[Some records]

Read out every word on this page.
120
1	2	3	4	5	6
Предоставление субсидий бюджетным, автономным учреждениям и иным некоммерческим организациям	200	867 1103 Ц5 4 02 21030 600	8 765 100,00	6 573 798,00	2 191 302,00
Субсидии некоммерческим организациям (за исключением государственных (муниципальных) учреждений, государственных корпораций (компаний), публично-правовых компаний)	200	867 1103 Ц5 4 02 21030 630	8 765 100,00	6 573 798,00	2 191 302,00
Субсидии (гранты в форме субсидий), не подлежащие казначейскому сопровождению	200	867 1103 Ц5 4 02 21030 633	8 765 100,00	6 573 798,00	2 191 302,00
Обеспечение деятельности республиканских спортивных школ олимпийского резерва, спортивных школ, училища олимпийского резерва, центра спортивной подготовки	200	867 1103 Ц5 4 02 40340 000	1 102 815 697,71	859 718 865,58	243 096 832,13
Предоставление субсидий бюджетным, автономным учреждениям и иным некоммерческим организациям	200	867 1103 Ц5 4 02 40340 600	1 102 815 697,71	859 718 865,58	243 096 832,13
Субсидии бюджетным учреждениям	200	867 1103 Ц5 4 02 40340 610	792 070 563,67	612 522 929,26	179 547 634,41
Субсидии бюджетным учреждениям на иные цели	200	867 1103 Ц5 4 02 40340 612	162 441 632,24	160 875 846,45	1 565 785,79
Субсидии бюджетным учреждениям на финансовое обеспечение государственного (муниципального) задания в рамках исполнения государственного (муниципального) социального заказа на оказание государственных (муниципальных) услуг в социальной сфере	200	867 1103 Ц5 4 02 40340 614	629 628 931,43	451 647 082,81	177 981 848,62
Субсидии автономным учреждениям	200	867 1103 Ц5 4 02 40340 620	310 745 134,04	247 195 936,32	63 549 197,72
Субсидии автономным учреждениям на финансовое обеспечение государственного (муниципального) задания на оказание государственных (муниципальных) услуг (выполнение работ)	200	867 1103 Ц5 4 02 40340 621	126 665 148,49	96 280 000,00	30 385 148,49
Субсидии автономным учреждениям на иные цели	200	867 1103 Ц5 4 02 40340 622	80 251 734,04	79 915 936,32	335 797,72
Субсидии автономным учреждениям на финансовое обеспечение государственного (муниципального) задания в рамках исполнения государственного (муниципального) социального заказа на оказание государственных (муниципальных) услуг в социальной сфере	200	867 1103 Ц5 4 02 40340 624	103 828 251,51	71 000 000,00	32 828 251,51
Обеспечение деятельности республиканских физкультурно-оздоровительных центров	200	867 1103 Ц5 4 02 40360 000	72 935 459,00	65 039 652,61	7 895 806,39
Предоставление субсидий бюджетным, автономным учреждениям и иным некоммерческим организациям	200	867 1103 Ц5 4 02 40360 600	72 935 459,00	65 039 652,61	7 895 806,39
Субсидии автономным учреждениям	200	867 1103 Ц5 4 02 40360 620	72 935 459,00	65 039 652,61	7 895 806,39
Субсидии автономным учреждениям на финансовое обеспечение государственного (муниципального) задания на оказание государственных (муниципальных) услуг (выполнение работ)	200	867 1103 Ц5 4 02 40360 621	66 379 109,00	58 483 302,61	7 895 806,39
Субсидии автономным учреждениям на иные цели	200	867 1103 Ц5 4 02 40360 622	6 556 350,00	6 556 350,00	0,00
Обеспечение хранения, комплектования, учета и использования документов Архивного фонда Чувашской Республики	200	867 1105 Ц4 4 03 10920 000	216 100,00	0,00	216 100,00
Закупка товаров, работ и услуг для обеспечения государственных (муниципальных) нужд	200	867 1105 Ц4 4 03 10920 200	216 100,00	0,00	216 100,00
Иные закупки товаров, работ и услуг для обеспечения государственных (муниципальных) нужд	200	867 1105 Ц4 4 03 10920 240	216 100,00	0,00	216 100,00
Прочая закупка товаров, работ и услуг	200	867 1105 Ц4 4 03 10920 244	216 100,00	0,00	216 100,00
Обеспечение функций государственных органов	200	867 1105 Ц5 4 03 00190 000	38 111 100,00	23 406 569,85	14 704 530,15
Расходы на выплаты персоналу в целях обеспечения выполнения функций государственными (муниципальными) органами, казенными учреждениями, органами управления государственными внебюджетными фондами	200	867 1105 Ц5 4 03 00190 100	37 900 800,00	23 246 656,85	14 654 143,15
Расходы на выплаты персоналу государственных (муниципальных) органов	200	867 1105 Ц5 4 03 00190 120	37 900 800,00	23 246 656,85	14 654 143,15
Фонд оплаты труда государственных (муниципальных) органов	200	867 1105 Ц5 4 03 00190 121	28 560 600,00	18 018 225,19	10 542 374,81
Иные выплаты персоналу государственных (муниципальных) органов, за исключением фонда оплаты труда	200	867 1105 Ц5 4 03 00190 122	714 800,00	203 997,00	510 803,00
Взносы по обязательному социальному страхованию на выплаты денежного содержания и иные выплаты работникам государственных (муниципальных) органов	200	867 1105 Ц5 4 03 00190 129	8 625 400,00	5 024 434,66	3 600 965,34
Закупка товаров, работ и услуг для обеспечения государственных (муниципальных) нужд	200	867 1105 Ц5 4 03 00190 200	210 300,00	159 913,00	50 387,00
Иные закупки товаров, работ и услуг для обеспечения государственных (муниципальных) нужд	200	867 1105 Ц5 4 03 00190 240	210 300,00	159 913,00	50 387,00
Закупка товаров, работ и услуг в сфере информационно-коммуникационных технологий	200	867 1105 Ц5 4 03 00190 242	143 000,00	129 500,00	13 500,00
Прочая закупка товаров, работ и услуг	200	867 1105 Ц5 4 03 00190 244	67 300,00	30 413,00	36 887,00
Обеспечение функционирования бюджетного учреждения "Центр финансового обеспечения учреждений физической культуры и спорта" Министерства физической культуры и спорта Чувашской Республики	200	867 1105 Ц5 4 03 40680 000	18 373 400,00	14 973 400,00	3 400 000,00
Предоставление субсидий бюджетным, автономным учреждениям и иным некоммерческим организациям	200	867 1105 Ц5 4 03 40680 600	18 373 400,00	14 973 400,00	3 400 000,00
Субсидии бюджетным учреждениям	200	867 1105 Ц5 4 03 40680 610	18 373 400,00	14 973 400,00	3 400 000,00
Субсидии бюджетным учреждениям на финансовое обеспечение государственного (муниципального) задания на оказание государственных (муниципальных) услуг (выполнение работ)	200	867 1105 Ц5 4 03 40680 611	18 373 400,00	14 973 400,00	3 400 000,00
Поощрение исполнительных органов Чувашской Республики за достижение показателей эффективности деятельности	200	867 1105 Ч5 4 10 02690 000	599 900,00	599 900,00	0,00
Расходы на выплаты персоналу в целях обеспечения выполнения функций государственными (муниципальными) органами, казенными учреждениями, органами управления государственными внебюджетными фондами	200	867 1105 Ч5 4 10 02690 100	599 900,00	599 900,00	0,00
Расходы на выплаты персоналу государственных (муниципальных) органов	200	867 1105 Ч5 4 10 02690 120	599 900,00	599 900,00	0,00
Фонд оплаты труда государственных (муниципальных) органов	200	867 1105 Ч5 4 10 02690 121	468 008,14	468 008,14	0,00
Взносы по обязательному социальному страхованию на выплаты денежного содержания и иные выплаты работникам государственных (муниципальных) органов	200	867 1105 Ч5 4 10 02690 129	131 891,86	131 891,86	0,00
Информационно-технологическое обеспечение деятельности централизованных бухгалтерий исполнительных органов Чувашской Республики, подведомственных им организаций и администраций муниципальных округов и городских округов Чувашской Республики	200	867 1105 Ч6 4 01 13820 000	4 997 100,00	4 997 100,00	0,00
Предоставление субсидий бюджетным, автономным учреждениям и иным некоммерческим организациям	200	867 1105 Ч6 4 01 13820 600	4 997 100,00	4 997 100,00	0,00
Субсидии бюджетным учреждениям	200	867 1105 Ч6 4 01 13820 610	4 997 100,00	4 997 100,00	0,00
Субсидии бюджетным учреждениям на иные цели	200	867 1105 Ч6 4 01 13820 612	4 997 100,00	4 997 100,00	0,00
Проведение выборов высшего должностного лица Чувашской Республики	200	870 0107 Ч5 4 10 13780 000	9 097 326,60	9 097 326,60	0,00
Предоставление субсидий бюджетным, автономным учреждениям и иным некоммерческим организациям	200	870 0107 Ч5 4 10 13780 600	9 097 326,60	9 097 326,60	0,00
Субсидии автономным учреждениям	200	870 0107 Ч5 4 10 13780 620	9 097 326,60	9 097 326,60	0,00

▶ [Goal of the exercise]: Copy all lines of the material above where the string "работникам" occurs.

▶ [Written answer]:
Взносы по обязательному социальному страхованию на выплаты денежного содержания и иные выплаты работникам государственных (муниципальных) органов	200	867 1105 Ц5 4 03 00190 129	8 625 400,00	5 024 434,66	3 600 965,34
Взносы по обязательному социальному страхованию на выплаты денежного содержания и иные выплаты работникам государственных (муниципальных) органов	200	867 1105 Ч5 4 10 02690 129	131 891,86	131 891,86	0,00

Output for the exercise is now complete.